_Material_
----

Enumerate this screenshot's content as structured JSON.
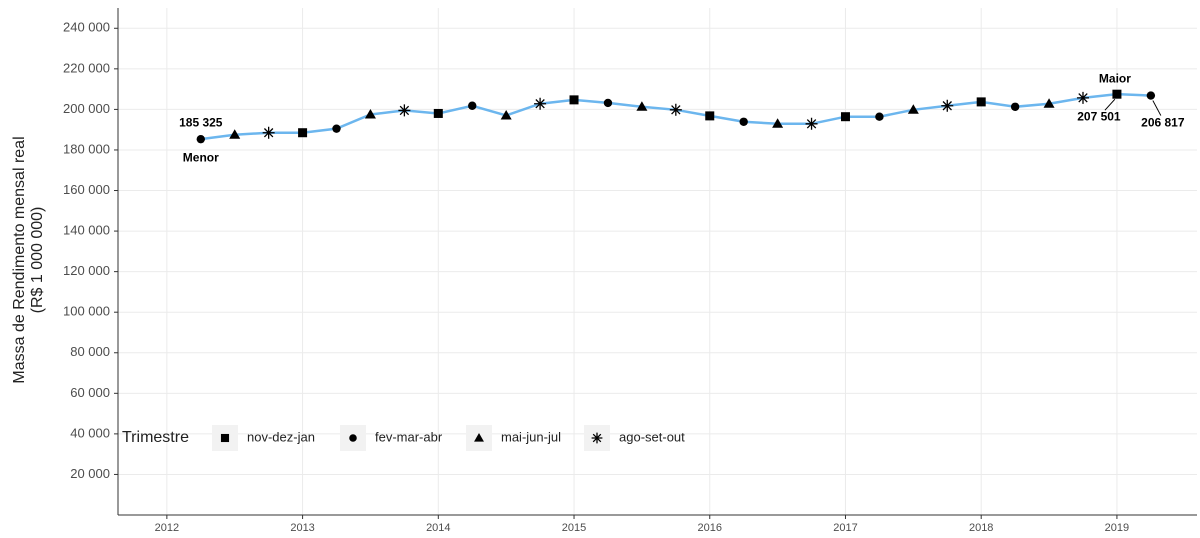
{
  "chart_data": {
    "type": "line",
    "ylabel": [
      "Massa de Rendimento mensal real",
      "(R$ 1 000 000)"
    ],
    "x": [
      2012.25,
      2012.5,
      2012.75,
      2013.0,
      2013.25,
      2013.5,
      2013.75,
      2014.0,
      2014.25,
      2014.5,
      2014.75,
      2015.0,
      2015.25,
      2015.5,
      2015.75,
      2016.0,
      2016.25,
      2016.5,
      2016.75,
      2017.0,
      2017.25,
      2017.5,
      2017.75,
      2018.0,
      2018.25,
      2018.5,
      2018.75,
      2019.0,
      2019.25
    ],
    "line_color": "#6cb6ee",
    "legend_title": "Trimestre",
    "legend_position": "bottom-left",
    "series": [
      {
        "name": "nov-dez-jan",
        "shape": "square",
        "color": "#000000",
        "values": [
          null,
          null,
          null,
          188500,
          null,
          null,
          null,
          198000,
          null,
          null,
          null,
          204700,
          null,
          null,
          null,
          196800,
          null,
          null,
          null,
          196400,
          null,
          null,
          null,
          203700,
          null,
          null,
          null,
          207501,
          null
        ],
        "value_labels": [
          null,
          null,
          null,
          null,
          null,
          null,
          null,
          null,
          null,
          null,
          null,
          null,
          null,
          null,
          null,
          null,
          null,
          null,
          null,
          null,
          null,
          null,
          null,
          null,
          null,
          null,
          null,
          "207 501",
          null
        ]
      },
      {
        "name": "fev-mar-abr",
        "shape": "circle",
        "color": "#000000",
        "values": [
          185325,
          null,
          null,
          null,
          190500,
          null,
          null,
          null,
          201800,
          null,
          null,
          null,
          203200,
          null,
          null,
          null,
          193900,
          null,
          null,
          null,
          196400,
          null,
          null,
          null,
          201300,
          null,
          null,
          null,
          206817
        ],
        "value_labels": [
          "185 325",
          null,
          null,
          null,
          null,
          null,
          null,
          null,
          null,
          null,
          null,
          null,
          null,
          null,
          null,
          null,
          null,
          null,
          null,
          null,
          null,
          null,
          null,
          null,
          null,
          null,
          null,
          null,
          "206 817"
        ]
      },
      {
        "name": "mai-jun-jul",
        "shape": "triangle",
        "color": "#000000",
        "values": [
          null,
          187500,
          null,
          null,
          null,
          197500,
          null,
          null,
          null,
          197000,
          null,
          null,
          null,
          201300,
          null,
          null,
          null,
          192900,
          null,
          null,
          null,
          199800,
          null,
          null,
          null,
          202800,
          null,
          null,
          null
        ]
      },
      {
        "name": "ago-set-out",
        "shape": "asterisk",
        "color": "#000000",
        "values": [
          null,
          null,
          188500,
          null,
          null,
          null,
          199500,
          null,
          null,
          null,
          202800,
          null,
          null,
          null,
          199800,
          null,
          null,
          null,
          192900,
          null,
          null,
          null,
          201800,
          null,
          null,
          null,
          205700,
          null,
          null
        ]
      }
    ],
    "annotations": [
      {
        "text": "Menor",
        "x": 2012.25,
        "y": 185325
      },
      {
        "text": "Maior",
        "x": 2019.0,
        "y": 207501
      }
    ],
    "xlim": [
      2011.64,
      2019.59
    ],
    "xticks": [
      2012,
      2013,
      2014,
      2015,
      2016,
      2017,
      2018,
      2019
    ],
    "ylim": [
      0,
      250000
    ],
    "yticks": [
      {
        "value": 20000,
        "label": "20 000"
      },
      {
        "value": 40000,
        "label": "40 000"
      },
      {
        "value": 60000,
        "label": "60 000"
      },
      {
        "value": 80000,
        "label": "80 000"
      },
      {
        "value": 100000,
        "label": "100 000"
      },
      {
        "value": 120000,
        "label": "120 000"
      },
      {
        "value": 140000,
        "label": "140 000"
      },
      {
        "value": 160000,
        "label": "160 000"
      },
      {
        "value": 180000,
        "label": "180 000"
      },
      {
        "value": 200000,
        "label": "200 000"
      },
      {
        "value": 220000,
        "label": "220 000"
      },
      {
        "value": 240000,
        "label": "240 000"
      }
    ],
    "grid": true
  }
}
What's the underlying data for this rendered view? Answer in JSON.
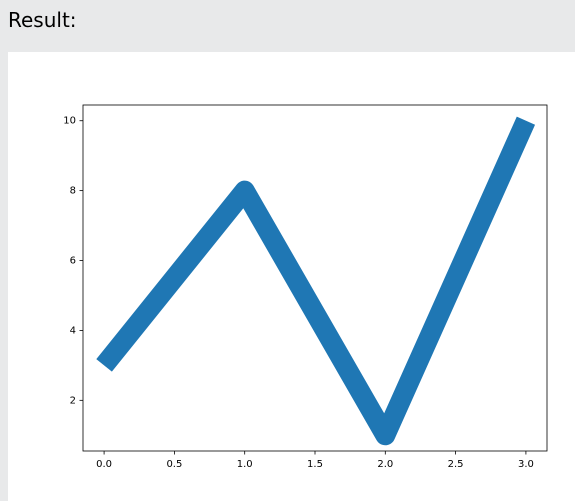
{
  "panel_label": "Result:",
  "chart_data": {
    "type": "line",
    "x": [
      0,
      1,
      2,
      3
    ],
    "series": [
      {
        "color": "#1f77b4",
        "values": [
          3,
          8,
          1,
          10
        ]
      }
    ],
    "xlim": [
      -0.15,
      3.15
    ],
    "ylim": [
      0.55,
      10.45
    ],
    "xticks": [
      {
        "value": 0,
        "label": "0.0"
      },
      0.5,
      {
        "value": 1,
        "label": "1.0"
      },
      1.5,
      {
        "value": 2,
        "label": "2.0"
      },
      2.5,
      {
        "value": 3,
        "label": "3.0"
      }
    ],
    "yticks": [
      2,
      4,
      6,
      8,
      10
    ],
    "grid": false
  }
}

----

_Stated problem_
Show the lines of the records that include the string "this".

_Solution to the exercise_
Enumerate this screenshot's content as structured JSON.
What's the underlying data for this rendered view? Answer in JSON.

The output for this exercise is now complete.